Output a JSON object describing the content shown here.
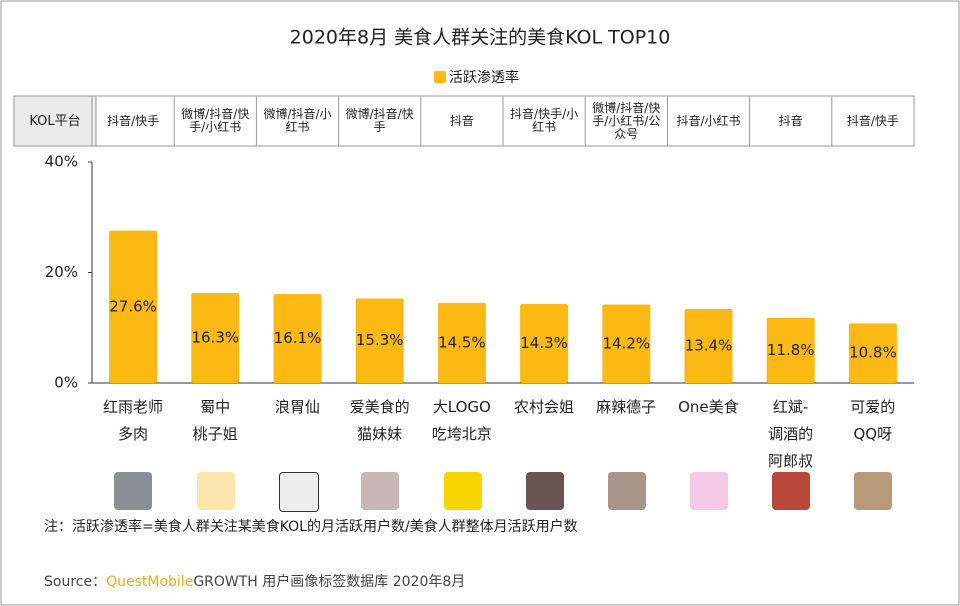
{
  "chart_data": {
    "type": "bar",
    "title": "2020年8月 美食人群关注的美食KOL TOP10",
    "categories": [
      "红雨老师\n多肉",
      "蜀中\n桃子姐",
      "浪胃仙",
      "爱美食的\n猫妹妹",
      "大LOGO\n吃垮北京",
      "农村会姐",
      "麻辣德子",
      "One美食",
      "红斌-\n调酒的\n阿郎叔",
      "可爱的\nQQ呀"
    ],
    "series": [
      {
        "name": "活跃渗透率",
        "color": "#FDB913",
        "values": [
          27.6,
          16.3,
          16.1,
          15.3,
          14.5,
          14.3,
          14.2,
          13.4,
          11.8,
          10.8
        ],
        "value_labels": [
          "27.6%",
          "16.3%",
          "16.1%",
          "15.3%",
          "14.5%",
          "14.3%",
          "14.2%",
          "13.4%",
          "11.8%",
          "10.8%"
        ]
      }
    ],
    "ylim": [
      0,
      40
    ],
    "yticks": [
      {
        "value": 0,
        "label": "0%"
      },
      {
        "value": 20,
        "label": "20%"
      },
      {
        "value": 40,
        "label": "40%"
      }
    ],
    "legend": "top"
  },
  "platform_table": {
    "header": "KOL平台",
    "cells": [
      "抖音/快手",
      "微博/抖音/快手/小红书",
      "微博/抖音/小红书",
      "微博/抖音/快手",
      "抖音",
      "抖音/快手/小红书",
      "微博/抖音/快手/小红书/公众号",
      "抖音/小红书",
      "抖音",
      "抖音/快手"
    ]
  },
  "note": "注：活跃渗透率=美食人群关注某美食KOL的月活跃用户数/美食人群整体月活跃用户数",
  "source": {
    "label": "Source：",
    "brand": "QuestMobile",
    "text": "GROWTH 用户画像标签数据库 2020年8月"
  }
}
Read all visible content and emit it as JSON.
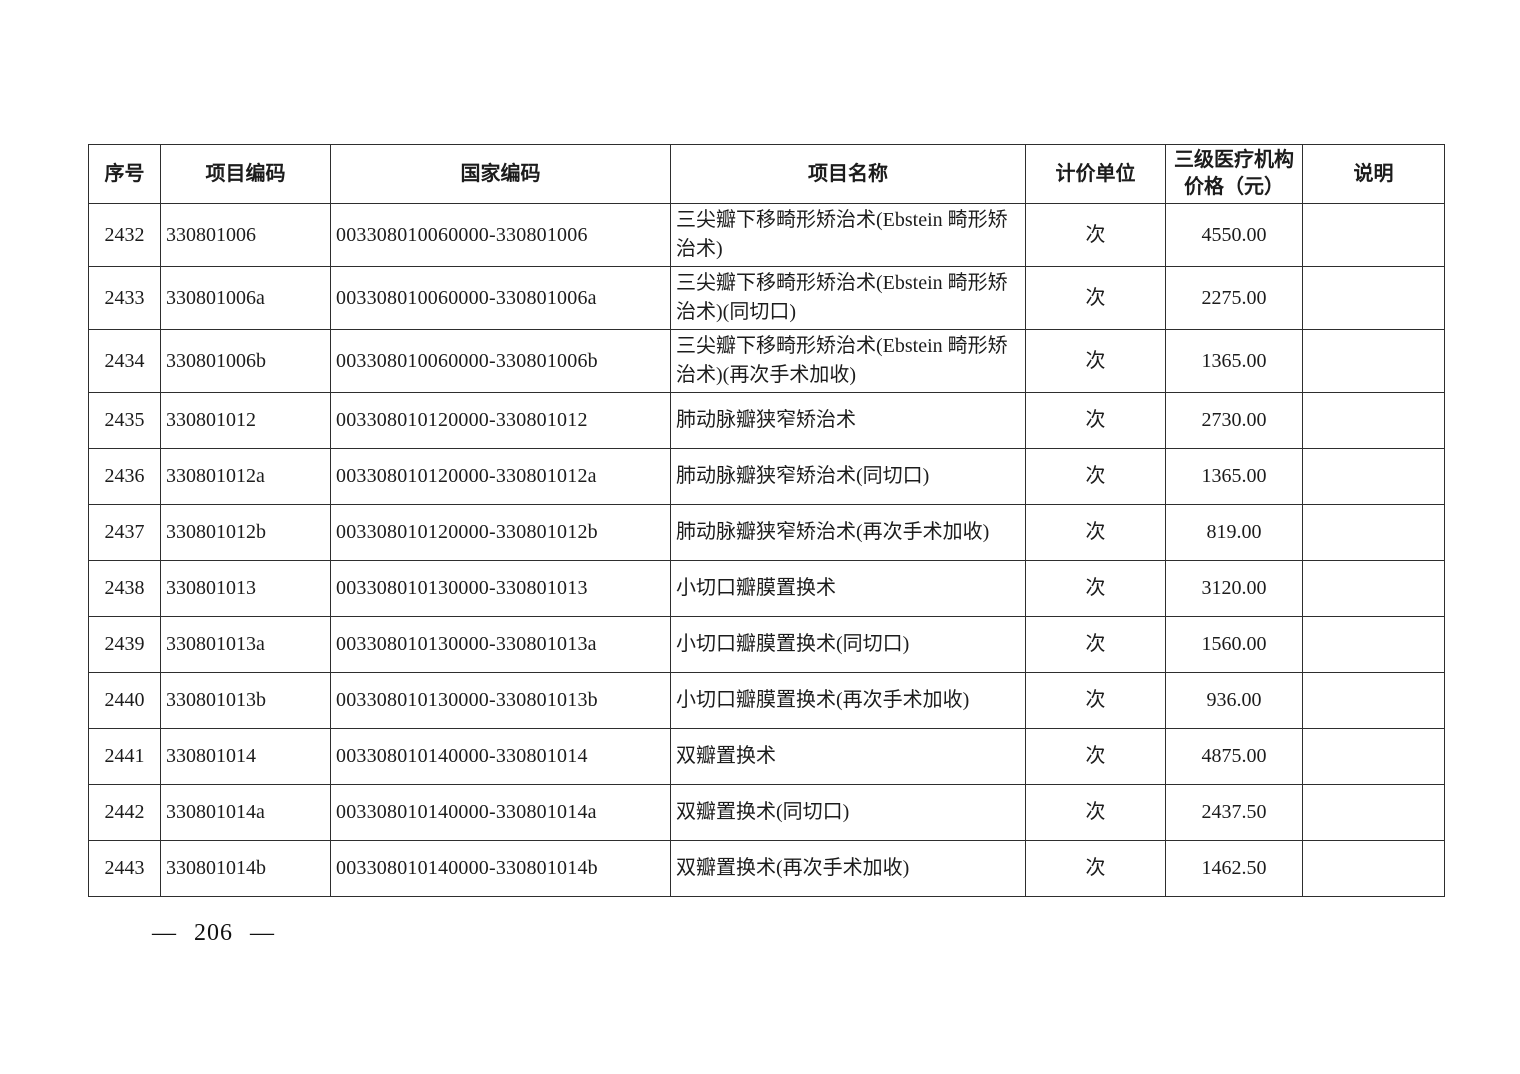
{
  "page": {
    "number_label": "— 206 —"
  },
  "table": {
    "headers": [
      "序号",
      "项目编码",
      "国家编码",
      "项目名称",
      "计价单位",
      "三级医疗机构\n价格（元）",
      "说明"
    ],
    "rows": [
      {
        "seq": "2432",
        "code": "330801006",
        "national_code": "003308010060000-330801006",
        "name": "三尖瓣下移畸形矫治术(Ebstein 畸形矫治术)",
        "unit": "次",
        "price": "4550.00",
        "note": ""
      },
      {
        "seq": "2433",
        "code": "330801006a",
        "national_code": "003308010060000-330801006a",
        "name": "三尖瓣下移畸形矫治术(Ebstein 畸形矫治术)(同切口)",
        "unit": "次",
        "price": "2275.00",
        "note": ""
      },
      {
        "seq": "2434",
        "code": "330801006b",
        "national_code": "003308010060000-330801006b",
        "name": "三尖瓣下移畸形矫治术(Ebstein 畸形矫治术)(再次手术加收)",
        "unit": "次",
        "price": "1365.00",
        "note": ""
      },
      {
        "seq": "2435",
        "code": "330801012",
        "national_code": "003308010120000-330801012",
        "name": "肺动脉瓣狭窄矫治术",
        "unit": "次",
        "price": "2730.00",
        "note": ""
      },
      {
        "seq": "2436",
        "code": "330801012a",
        "national_code": "003308010120000-330801012a",
        "name": "肺动脉瓣狭窄矫治术(同切口)",
        "unit": "次",
        "price": "1365.00",
        "note": ""
      },
      {
        "seq": "2437",
        "code": "330801012b",
        "national_code": "003308010120000-330801012b",
        "name": "肺动脉瓣狭窄矫治术(再次手术加收)",
        "unit": "次",
        "price": "819.00",
        "note": ""
      },
      {
        "seq": "2438",
        "code": "330801013",
        "national_code": "003308010130000-330801013",
        "name": "小切口瓣膜置换术",
        "unit": "次",
        "price": "3120.00",
        "note": ""
      },
      {
        "seq": "2439",
        "code": "330801013a",
        "national_code": "003308010130000-330801013a",
        "name": "小切口瓣膜置换术(同切口)",
        "unit": "次",
        "price": "1560.00",
        "note": ""
      },
      {
        "seq": "2440",
        "code": "330801013b",
        "national_code": "003308010130000-330801013b",
        "name": "小切口瓣膜置换术(再次手术加收)",
        "unit": "次",
        "price": "936.00",
        "note": ""
      },
      {
        "seq": "2441",
        "code": "330801014",
        "national_code": "003308010140000-330801014",
        "name": "双瓣置换术",
        "unit": "次",
        "price": "4875.00",
        "note": ""
      },
      {
        "seq": "2442",
        "code": "330801014a",
        "national_code": "003308010140000-330801014a",
        "name": "双瓣置换术(同切口)",
        "unit": "次",
        "price": "2437.50",
        "note": ""
      },
      {
        "seq": "2443",
        "code": "330801014b",
        "national_code": "003308010140000-330801014b",
        "name": "双瓣置换术(再次手术加收)",
        "unit": "次",
        "price": "1462.50",
        "note": ""
      }
    ]
  }
}
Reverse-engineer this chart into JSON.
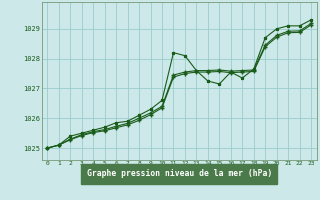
____________
> **What to do**
Every entry must be transcribed exactly. Pictures do not belong in the copy.

> **Worked answer**
Output a JSON object describing the content shown here.
{
  "chart_data": {
    "type": "bar",
    "title": "2020年8月 美食人群关注的美食KOL TOP10",
    "categories": [
      "红雨老师\n多肉",
      "蜀中\n桃子姐",
      "浪胃仙",
      "爱美食的\n猫妹妹",
      "大LOGO\n吃垮北京",
      "农村会姐",
      "麻辣德子",
      "One美食",
      "红斌-\n调酒的\n阿郎叔",
      "可爱的\nQQ呀"
    ],
    "series": [
      {
        "name": "活跃渗透率",
        "color": "#FDB913",
        "values": [
          27.6,
          16.3,
          16.1,
          15.3,
          14.5,
          14.3,
          14.2,
          13.4,
          11.8,
          10.8
        ],
        "value_labels": [
          "27.6%",
          "16.3%",
          "16.1%",
          "15.3%",
          "14.5%",
          "14.3%",
          "14.2%",
          "13.4%",
          "11.8%",
          "10.8%"
        ]
      }
    ],
    "ylim": [
      0,
      40
    ],
    "yticks": [
      {
        "value": 0,
        "label": "0%"
      },
      {
        "value": 20,
        "label": "20%"
      },
      {
        "value": 40,
        "label": "40%"
      }
    ],
    "legend": "top"
  },
  "platform_table": {
    "header": "KOL平台",
    "cells": [
      "抖音/快手",
      "微博/抖音/快手/小红书",
      "微博/抖音/小红书",
      "微博/抖音/快手",
      "抖音",
      "抖音/快手/小红书",
      "微博/抖音/快手/小红书/公众号",
      "抖音/小红书",
      "抖音",
      "抖音/快手"
    ]
  },
  "note": "注：活跃渗透率=美食人群关注某美食KOL的月活跃用户数/美食人群整体月活跃用户数",
  "source": {
    "label": "Source：",
    "brand": "QuestMobile",
    "text": "GROWTH 用户画像标签数据库 2020年8月"
  }
}
Read all visible content and emit it as JSON.
{
  "page": {
    "number_label": "— 206 —"
  },
  "table": {
    "headers": [
      "序号",
      "项目编码",
      "国家编码",
      "项目名称",
      "计价单位",
      "三级医疗机构\n价格（元）",
      "说明"
    ],
    "rows": [
      {
        "seq": "2432",
        "code": "330801006",
        "national_code": "003308010060000-330801006",
        "name": "三尖瓣下移畸形矫治术(Ebstein 畸形矫治术)",
        "unit": "次",
        "price": "4550.00",
        "note": ""
      },
      {
        "seq": "2433",
        "code": "330801006a",
        "national_code": "003308010060000-330801006a",
        "name": "三尖瓣下移畸形矫治术(Ebstein 畸形矫治术)(同切口)",
        "unit": "次",
        "price": "2275.00",
        "note": ""
      },
      {
        "seq": "2434",
        "code": "330801006b",
        "national_code": "003308010060000-330801006b",
        "name": "三尖瓣下移畸形矫治术(Ebstein 畸形矫治术)(再次手术加收)",
        "unit": "次",
        "price": "1365.00",
        "note": ""
      },
      {
        "seq": "2435",
        "code": "330801012",
        "national_code": "003308010120000-330801012",
        "name": "肺动脉瓣狭窄矫治术",
        "unit": "次",
        "price": "2730.00",
        "note": ""
      },
      {
        "seq": "2436",
        "code": "330801012a",
        "national_code": "003308010120000-330801012a",
        "name": "肺动脉瓣狭窄矫治术(同切口)",
        "unit": "次",
        "price": "1365.00",
        "note": ""
      },
      {
        "seq": "2437",
        "code": "330801012b",
        "national_code": "003308010120000-330801012b",
        "name": "肺动脉瓣狭窄矫治术(再次手术加收)",
        "unit": "次",
        "price": "819.00",
        "note": ""
      },
      {
        "seq": "2438",
        "code": "330801013",
        "national_code": "003308010130000-330801013",
        "name": "小切口瓣膜置换术",
        "unit": "次",
        "price": "3120.00",
        "note": ""
      },
      {
        "seq": "2439",
        "code": "330801013a",
        "national_code": "003308010130000-330801013a",
        "name": "小切口瓣膜置换术(同切口)",
        "unit": "次",
        "price": "1560.00",
        "note": ""
      },
      {
        "seq": "2440",
        "code": "330801013b",
        "national_code": "003308010130000-330801013b",
        "name": "小切口瓣膜置换术(再次手术加收)",
        "unit": "次",
        "price": "936.00",
        "note": ""
      },
      {
        "seq": "2441",
        "code": "330801014",
        "national_code": "003308010140000-330801014",
        "name": "双瓣置换术",
        "unit": "次",
        "price": "4875.00",
        "note": ""
      },
      {
        "seq": "2442",
        "code": "330801014a",
        "national_code": "003308010140000-330801014a",
        "name": "双瓣置换术(同切口)",
        "unit": "次",
        "price": "2437.50",
        "note": ""
      },
      {
        "seq": "2443",
        "code": "330801014b",
        "national_code": "003308010140000-330801014b",
        "name": "双瓣置换术(再次手术加收)",
        "unit": "次",
        "price": "1462.50",
        "note": ""
      }
    ]
  }
}
Reverse-engineer this chart into JSON.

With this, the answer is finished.